(Listing):
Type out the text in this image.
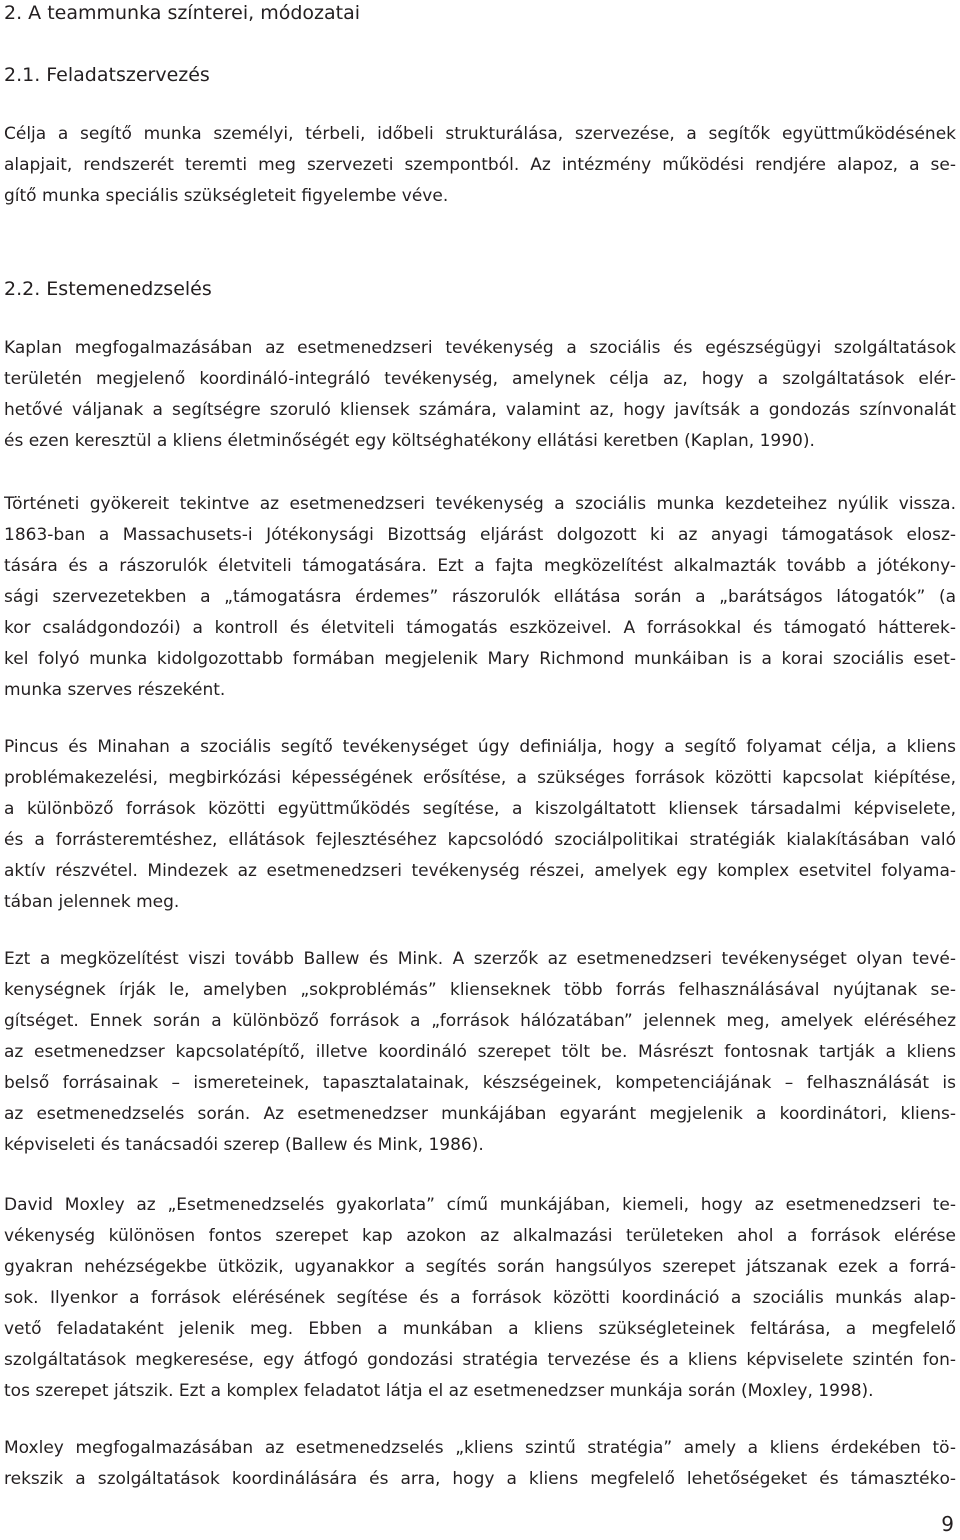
2. A teammunka színterei, módozatai
2.1. Feladatszervezés
Célja a segítő munka személyi, térbeli, időbeli strukturálása, szervezése, a segítők együttműködésének
alapjait, rendszerét teremti meg szervezeti szempontból. Az intézmény működési rendjére alapoz, a se-
gítő munka speciális szükségleteit figyelembe véve.
2.2. Estemenedzselés
Kaplan megfogalmazásában az esetmenedzseri tevékenység a szociális és egészségügyi szolgáltatások
területén megjelenő koordináló-integráló tevékenység, amelynek célja az, hogy a szolgáltatások elér-
hetővé váljanak a segítségre szoruló kliensek számára, valamint az, hogy javítsák a gondozás színvonalát
és ezen keresztül a kliens életminőségét egy költséghatékony ellátási keretben (Kaplan, 1990).
Történeti gyökereit tekintve az esetmenedzseri tevékenység a szociális munka kezdeteihez nyúlik vissza.
1863-ban a Massachusets-i Jótékonysági Bizottság eljárást dolgozott ki az anyagi támogatások elosz-
tására és a rászorulók életviteli támogatására. Ezt a fajta megközelítést alkalmazták tovább a jótékony-
sági szervezetekben a „támogatásra érdemes” rászorulók ellátása során a „barátságos látogatók” (a
kor családgondozói) a kontroll és életviteli támogatás eszközeivel. A forrásokkal és támogató hátterek-
kel folyó munka kidolgozottabb formában megjelenik Mary Richmond munkáiban is a korai szociális eset-
munka szerves részeként.
Pincus és Minahan a szociális segítő tevékenységet úgy definiálja, hogy a segítő folyamat célja, a kliens
problémakezelési, megbirkózási képességének erősítése, a szükséges források közötti kapcsolat kiépítése,
a különböző források közötti együttműködés segítése, a kiszolgáltatott kliensek társadalmi képviselete,
és a forrásteremtéshez, ellátások fejlesztéséhez kapcsolódó szociálpolitikai stratégiák kialakításában való
aktív részvétel. Mindezek az esetmenedzseri tevékenység részei, amelyek egy komplex esetvitel folyama-
tában jelennek meg.
Ezt a megközelítést viszi tovább Ballew és Mink. A szerzők az esetmenedzseri tevékenységet olyan tevé-
kenységnek írják le, amelyben „sokproblémás” klienseknek több forrás felhasználásával nyújtanak se-
gítséget. Ennek során a különböző források a „források hálózatában” jelennek meg, amelyek eléréséhez
az esetmenedzser kapcsolatépítő, illetve koordináló szerepet tölt be. Másrészt fontosnak tartják a kliens
belső forrásainak – ismereteinek, tapasztalatainak, készségeinek, kompetenciájának – felhasználását is
az esetmenedzselés során. Az esetmenedzser munkájában egyaránt megjelenik a koordinátori, kliens-
képviseleti és tanácsadói szerep (Ballew és Mink, 1986).
David Moxley az „Esetmenedzselés gyakorlata” című munkájában, kiemeli, hogy az esetmenedzseri te-
vékenység különösen fontos szerepet kap azokon az alkalmazási területeken ahol a források elérése
gyakran nehézségekbe ütközik, ugyanakkor a segítés során hangsúlyos szerepet játszanak ezek a forrá-
sok. Ilyenkor a források elérésének segítése és a források közötti koordináció a szociális munkás alap-
vető feladataként jelenik meg. Ebben a munkában a kliens szükségleteinek feltárása, a megfelelő
szolgáltatások megkeresése, egy átfogó gondozási stratégia tervezése és a kliens képviselete szintén fon-
tos szerepet játszik. Ezt a komplex feladatot látja el az esetmenedzser munkája során (Moxley, 1998).
Moxley megfogalmazásában az esetmenedzselés „kliens szintű stratégia” amely a kliens érdekében tö-
rekszik a szolgáltatások koordinálására és arra, hogy a kliens megfelelő lehetőségeket és támasztékо-
9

(Task requirements):
Make a list of all lines in the data that contain "megfelelő".

(Written solution):
vető feladataként jelenik meg. Ebben a munkában a kliens szükségleteinek feltárása, a megfelelő
rekszik a szolgáltatások koordinálására és arra, hogy a kliens megfelelő lehetőségeket és támasztékо-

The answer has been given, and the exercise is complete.